### Complete the following
1 – Condense the paragraph of the abstract on brain tumor drug delivery that begins "Cancer manifests itself differently" into a bulleted list that keeps its main facts.
2 – In the abstract on brain tumor drug delivery, where do cell treatments now rank among experimental treatment strategies for cancer?

Cancer manifests itself differently in each patient due to various genetic
abnormalities that allow cancer to develop in vulnerable cells. The most common
method of treating brain tumours is surgery; however, complete removal is challenging
due to the tumor's invasiveness and lack of clear boundaries. Effective brain tumortargeted drug delivery requires careful consideration of numerous factors, including the
tumour microenvironment, tumour cells, and the obstacles involved in the process, as
brain tumours differ significantly from peripheral tumours owing to their complex
oncogenesis. Physiological barriers like the Blood-Brain Tumour Barrier (BBTB) and
overexpressed efflux pumps prevent the drugs from penetrating tumours. Optimising
the medication distribution volume allows for effective intraventricular infusion by
preventing backflow. Research suggests that during interstitial infusion, fluid
convection, rather than simple diffusion, maintains a pressure gradient that enhances
the distribution of both large and small molecules in cancerous and brain tissues. As
nanoparticles can cross the porous blood-brain barrier, this is one potential method of
drug delivery to brain tumours. When treating many tumour antigens at once, a vaccine
is often the most effective approach. Instead of designing several CAR structures, it is
far more practical to include multiple peptides into a vaccine formulation. In recent
times, there has been an unexpected rise in the appeal of cell treatments, which now
rank as the third most promising experimental treatment strategy for cancer.
Keywords: Brain tumour, Cerebrospinal fluid, Clinical trials, Glioma, Intraarterial, Intracerebroventricular, Microdialysis, Monoclonal antibody, Nanocarriers, Nanoparticles, Oncogenesis, P-glycoprotein, Prodrugs, Sonoporation, Tumour barrier, Vaccine, Viruses.

### Stored data entries
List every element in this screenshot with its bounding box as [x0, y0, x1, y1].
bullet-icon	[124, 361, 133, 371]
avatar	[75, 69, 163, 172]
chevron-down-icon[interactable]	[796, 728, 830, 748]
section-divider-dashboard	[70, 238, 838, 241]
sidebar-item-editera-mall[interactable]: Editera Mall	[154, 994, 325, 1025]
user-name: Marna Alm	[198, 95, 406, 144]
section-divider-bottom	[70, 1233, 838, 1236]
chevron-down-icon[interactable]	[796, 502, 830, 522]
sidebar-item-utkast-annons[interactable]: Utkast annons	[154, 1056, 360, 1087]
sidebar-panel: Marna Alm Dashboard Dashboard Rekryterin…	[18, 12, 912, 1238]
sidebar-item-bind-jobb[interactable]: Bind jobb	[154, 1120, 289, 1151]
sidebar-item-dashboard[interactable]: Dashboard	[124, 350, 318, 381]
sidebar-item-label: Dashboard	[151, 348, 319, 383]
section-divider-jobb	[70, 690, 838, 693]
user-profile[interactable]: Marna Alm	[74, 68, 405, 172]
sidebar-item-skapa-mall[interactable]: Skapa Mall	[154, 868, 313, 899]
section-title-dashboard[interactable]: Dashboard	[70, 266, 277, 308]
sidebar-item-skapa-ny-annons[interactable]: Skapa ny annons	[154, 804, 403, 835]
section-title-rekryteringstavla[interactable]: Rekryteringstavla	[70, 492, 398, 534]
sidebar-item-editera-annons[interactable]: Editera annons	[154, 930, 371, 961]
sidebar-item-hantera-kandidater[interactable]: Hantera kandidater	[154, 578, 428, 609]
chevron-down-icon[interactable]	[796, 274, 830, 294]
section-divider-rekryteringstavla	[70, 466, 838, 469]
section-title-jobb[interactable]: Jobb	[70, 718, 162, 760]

### Answers in order
1 –
- Cancer differs from patient to patient because of various genetic abnormalities in vulnerable cells.
- Surgery is the most common brain tumor treatment, but complete removal is hard because the tumor is invasive and lacks clear boundaries.
- Targeted drug delivery must account for the tumor microenvironment, the tumor cells and the obstacles involved, since brain tumors differ greatly from peripheral tumors in their complex oncogenesis.
- The Blood-Brain Tumor Barrier (BBTB) and overexpressed efflux pumps keep drugs from penetrating tumors.
- Optimizing the distribution volume prevents backflow and makes intraventricular infusion effective.
- During interstitial infusion, fluid convection rather than simple diffusion keeps a pressure gradient that improves the spread of large and small molecules.
- Nanoparticles can cross the porous blood-brain barrier, making them one possible delivery method.
- A vaccine is often the best way to treat many tumor antigens at once, and adding multiple peptides to a vaccine is more practical than designing several CAR structures.
- Cell treatments have unexpectedly grown in appeal and now rank as the third most promising experimental cancer treatment strategy.

2 – They rank as the third most promising experimental treatment strategy for cancer.